**The request:** Copy the lines between the one holding "page-icon [902,74,913,88]" and the one holding "browser-window: ✕ +", inclusive, without changing anything.

**Data lines:**
+++
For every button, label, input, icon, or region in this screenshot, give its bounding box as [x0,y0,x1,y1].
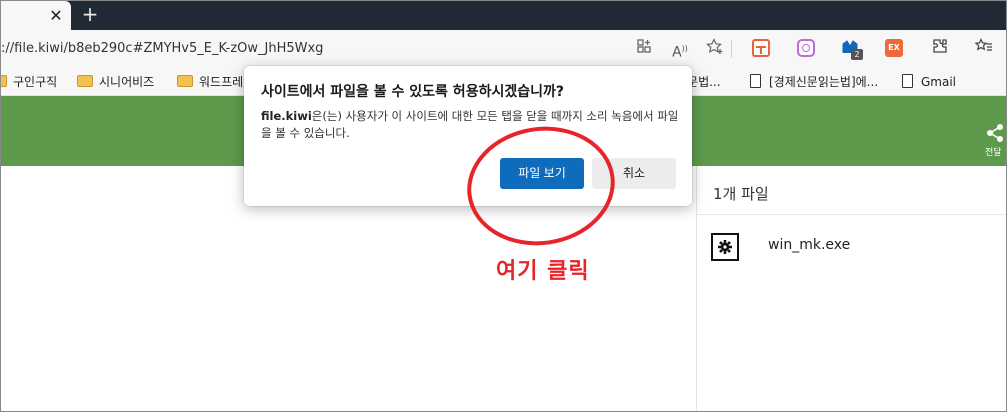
page-icon [902,74,913,88]
tab-icon[interactable] [633,38,655,60]
file-count: 1개 파일 [713,185,769,203]
bookmark-item[interactable]: 시니어비즈 [77,73,154,91]
folder-icon [177,75,193,87]
ex-extension-icon[interactable]: EX [885,39,903,57]
folder-icon [77,75,93,87]
address-bar: ://file.kiwi/b8eb290c#ZMYHv5_E_K-zOw_JhH… [1,30,1006,68]
dialog-site-name: file.kiwi [261,109,312,123]
bookmark-item[interactable]: 구인구직 [1,73,57,91]
new-tab-button[interactable]: + [79,3,101,27]
browser-window: ✕ + ://file.kiwi/b8eb290c#ZMYHv5_E_K-zOw… [0,0,1007,412]
bookmark-item[interactable]: 워드프레 [177,73,243,91]
read-aloud-label: A [672,44,682,61]
extensions-puzzle-icon[interactable] [929,38,951,60]
extension-badge: 2 [851,49,863,60]
bookmark-item[interactable]: Gmail [902,73,956,91]
open-file-button[interactable]: 파일 보기 [500,158,584,189]
toolbar-divider [731,40,732,58]
favorite-add-icon[interactable] [704,38,726,60]
file-access-dialog: 사이트에서 파일을 볼 수 있도록 허용하시겠습니까? file.kiwi은(는… [244,66,692,206]
gear-icon[interactable] [711,233,739,261]
tab-strip: ✕ + [1,1,1006,30]
file-panel: 1개 파일 win_mk.exe [696,166,1006,411]
folder-icon [1,75,7,87]
dialog-title: 사이트에서 파일을 볼 수 있도록 허용하시겠습니까? [261,84,564,100]
page-icon [750,74,761,88]
office-extension-icon[interactable] [752,39,770,57]
url-field[interactable]: ://file.kiwi/b8eb290c#ZMYHv5_E_K-zOw_JhH… [1,41,323,56]
bookmark-item[interactable]: [경제신문읽는법]에... [750,73,878,91]
read-aloud-icon[interactable]: A)) [669,38,691,61]
click-hint-annotation: 여기 클릭 [496,259,590,284]
share-icon[interactable] [985,123,1005,143]
panel-divider [697,214,1006,215]
favorites-icon[interactable] [973,38,995,60]
close-tab-icon[interactable]: ✕ [45,5,67,27]
dialog-message: file.kiwi은(는) 사용자가 이 사이트에 대한 모든 탭을 닫을 때까… [261,108,679,142]
dialog-message-text: 은(는) 사용자가 이 사이트에 대한 모든 탭을 닫을 때까지 소리 녹음에서… [261,109,679,140]
instagram-extension-icon[interactable] [797,39,815,57]
active-tab[interactable]: ✕ [1,1,71,30]
malwarebytes-extension-icon[interactable]: 2 [841,39,863,60]
file-name[interactable]: win_mk.exe [768,237,850,253]
share-label[interactable]: 전달 [985,145,1002,158]
cancel-button[interactable]: 취소 [592,158,676,189]
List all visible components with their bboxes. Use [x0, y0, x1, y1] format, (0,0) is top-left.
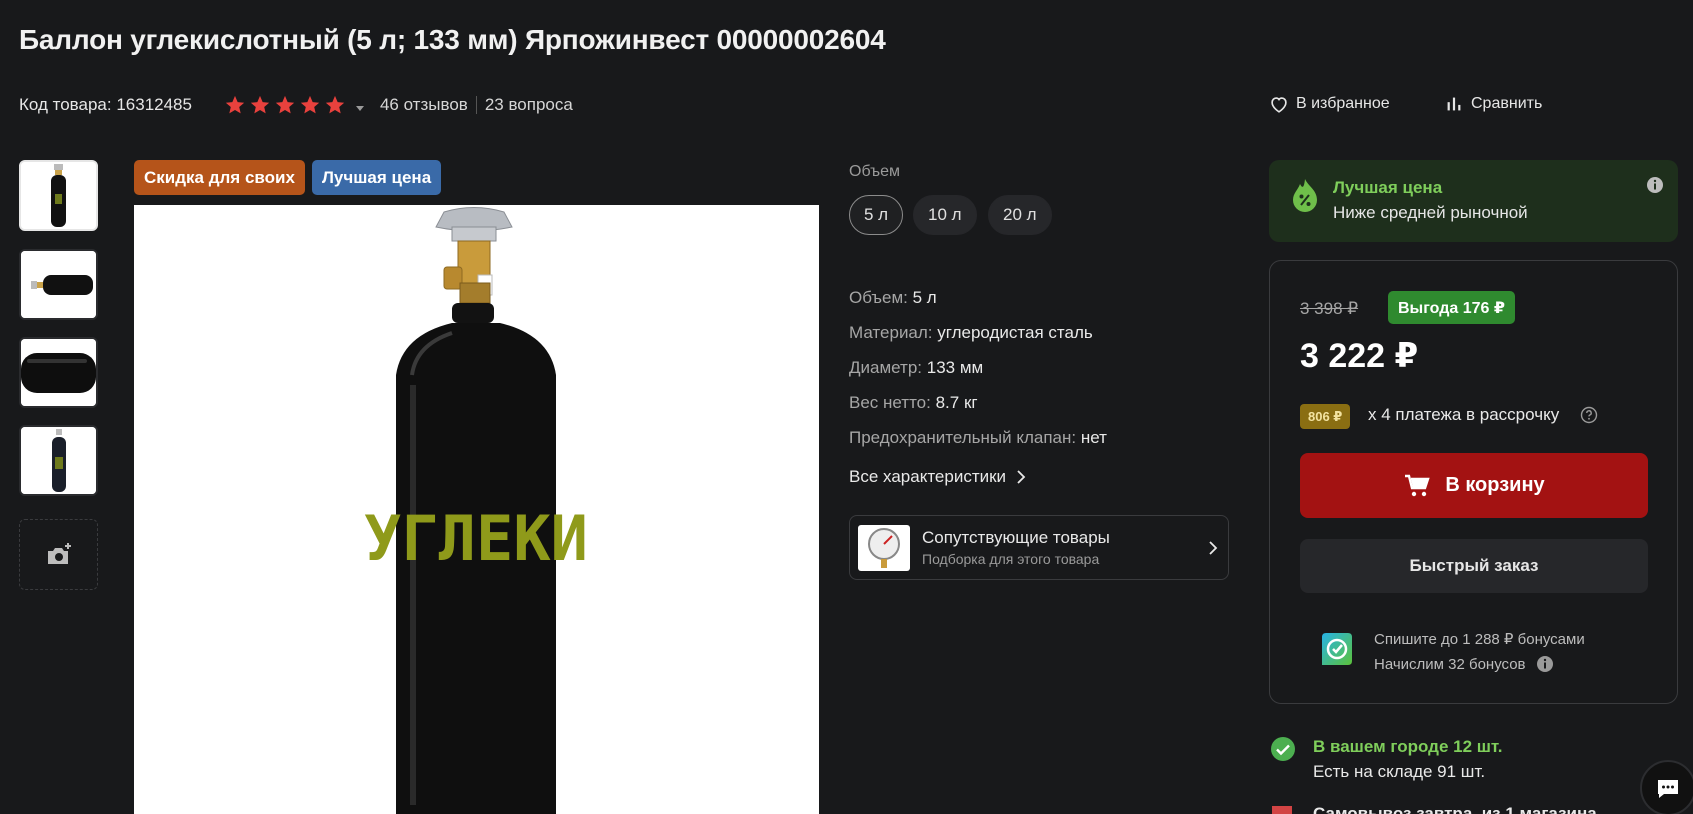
spec-key: Вес нетто: — [849, 393, 931, 412]
city-stock[interactable]: В вашем городе 12 шт. — [1313, 737, 1503, 757]
add-photo-button[interactable] — [19, 519, 98, 590]
spec-row: Диаметр: 133 мм — [849, 358, 983, 378]
star-icon — [324, 94, 346, 116]
add-to-favorites-button[interactable]: В избранное — [1268, 93, 1390, 115]
best-price-subtitle: Ниже средней рыночной — [1333, 203, 1528, 222]
best-price-title: Лучшая цена — [1333, 178, 1443, 197]
product-code: Код товара: 16312485 — [19, 95, 192, 114]
related-subtitle: Подборка для этого товара — [922, 551, 1100, 567]
product-title: Баллон углекислотный (5 л; 133 мм) Ярпож… — [19, 24, 886, 55]
bonus-spend-text: Спишите до 1 288 ₽ бонусами — [1374, 631, 1585, 648]
cylinder-thumbnail — [21, 162, 96, 229]
spec-value: углеродистая сталь — [937, 323, 1093, 342]
cylinder-front-thumbnail — [21, 427, 96, 494]
spec-row: Объем: 5 л — [849, 288, 937, 308]
bonus-logo-icon — [1322, 633, 1352, 665]
spec-row: Предохранительный клапан: нет — [849, 428, 1107, 448]
thumbnail-1[interactable] — [19, 160, 98, 231]
main-product-image[interactable]: УГЛЕКИ — [134, 205, 819, 814]
chevron-down-icon[interactable] — [354, 99, 366, 111]
chat-bubble-icon — [1658, 780, 1678, 798]
spec-key: Объем: — [849, 288, 908, 307]
heart-icon — [1271, 97, 1287, 113]
thumbnail-2[interactable] — [19, 249, 98, 320]
camera-add-icon — [47, 542, 71, 564]
current-price: 3 222 ₽ — [1300, 337, 1419, 375]
info-icon[interactable] — [1536, 655, 1554, 673]
volume-option-10l[interactable]: 10 л — [913, 195, 977, 235]
chevron-right-icon — [1209, 540, 1218, 555]
thumbnail-3[interactable] — [19, 337, 98, 408]
check-circle-icon — [1271, 737, 1295, 761]
spec-value: нет — [1080, 428, 1107, 447]
info-icon[interactable] — [1646, 176, 1664, 194]
thumbnail-4[interactable] — [19, 425, 98, 496]
compare-icon — [1447, 97, 1461, 111]
chat-button[interactable] — [1640, 760, 1693, 814]
volume-option-20l[interactable]: 20 л — [988, 195, 1052, 235]
spec-value: 133 мм — [926, 358, 984, 377]
cylinder-side-thumbnail — [21, 251, 96, 318]
cart-button-label: В корзину — [1445, 474, 1545, 496]
related-products-card[interactable]: Сопутствующие товары Подборка для этого … — [849, 515, 1229, 580]
pickup-info[interactable]: Самовывоз завтра, из 1 магазина — [1313, 803, 1597, 814]
best-price-badge: Лучшая цена — [312, 160, 442, 195]
installment-text: х 4 платежа в рассрочку — [1368, 405, 1560, 424]
star-icon — [224, 94, 246, 116]
flame-percent-icon — [1293, 179, 1317, 212]
question-icon[interactable] — [1580, 406, 1598, 424]
questions-link[interactable]: 23 вопроса — [485, 95, 573, 115]
star-icon — [274, 94, 296, 116]
add-to-cart-button[interactable]: В корзину — [1300, 453, 1648, 518]
related-title: Сопутствующие товары — [922, 528, 1110, 547]
spec-value: 5 л — [912, 288, 937, 307]
rating-stars[interactable] — [224, 94, 346, 116]
spec-key: Диаметр: — [849, 358, 923, 377]
cylinder-label-text: УГЛЕКИ — [364, 502, 588, 575]
gas-cylinder-image: УГЛЕКИ — [134, 205, 819, 814]
divider — [475, 96, 477, 114]
all-specs-link[interactable]: Все характеристики — [849, 467, 1028, 487]
spec-row: Материал: углеродистая сталь — [849, 323, 1093, 343]
favorites-label: В избранное — [1296, 95, 1390, 112]
discount-badge: Скидка для своих — [134, 160, 305, 195]
bonus-earn-text: Начислим 32 бонусов — [1374, 655, 1526, 673]
pressure-gauge-image — [858, 524, 910, 571]
installment-amount: 806 ₽ — [1300, 404, 1351, 429]
cart-icon — [1405, 474, 1430, 496]
product-meta: Код товара: 16312485 46 отзывов 23 вопро… — [19, 93, 573, 117]
warehouse-stock: Есть на складе 91 шт. — [1313, 762, 1486, 781]
price-card: 3 398 ₽ Выгода 176 ₽ 3 222 ₽ 806 ₽ х 4 п… — [1269, 260, 1678, 704]
compare-label: Сравнить — [1471, 95, 1543, 112]
star-icon — [249, 94, 271, 116]
chevron-right-icon — [1017, 470, 1026, 484]
spec-row: Вес нетто: 8.7 кг — [849, 393, 978, 413]
old-price: 3 398 ₽ — [1300, 299, 1359, 318]
volume-option-5l[interactable]: 5 л — [849, 195, 904, 235]
star-icon — [299, 94, 321, 116]
quick-order-button[interactable]: Быстрый заказ — [1300, 539, 1648, 593]
spec-key: Предохранительный клапан: — [849, 428, 1077, 447]
best-price-panel: Лучшая цена Ниже средней рыночной — [1269, 160, 1678, 242]
bonus-earn-row: Начислим 32 бонусов — [1374, 655, 1554, 673]
store-icon — [1272, 806, 1292, 814]
spec-key: Материал: — [849, 323, 933, 342]
volume-label: Объем — [849, 163, 900, 180]
compare-button[interactable]: Сравнить — [1443, 93, 1542, 115]
cylinder-closeup-thumbnail — [21, 339, 96, 406]
saving-badge: Выгода 176 ₽ — [1388, 291, 1516, 324]
reviews-link[interactable]: 46 отзывов — [380, 95, 468, 115]
all-specs-label: Все характеристики — [849, 467, 1007, 486]
spec-value: 8.7 кг — [935, 393, 978, 412]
+++
**Answer to this task:**
page-icon [902,74,913,88]
tab-icon[interactable] [633,38,655,60]
file-count: 1개 파일 [713,185,769,203]
bookmark-item[interactable]: 시니어비즈 [77,73,154,91]
folder-icon [177,75,193,87]
ex-extension-icon[interactable]: EX [885,39,903,57]
folder-icon [77,75,93,87]
address-bar: ://file.kiwi/b8eb290c#ZMYHv5_E_K-zOw_JhH… [1,30,1006,68]
dialog-site-name: file.kiwi [261,109,312,123]
bookmark-item[interactable]: 구인구직 [1,73,57,91]
new-tab-button[interactable]: + [79,3,101,27]
browser-window: ✕ + ://file.kiwi/b8eb290c#ZMYHv5_E_K-zOw… [0,0,1007,412]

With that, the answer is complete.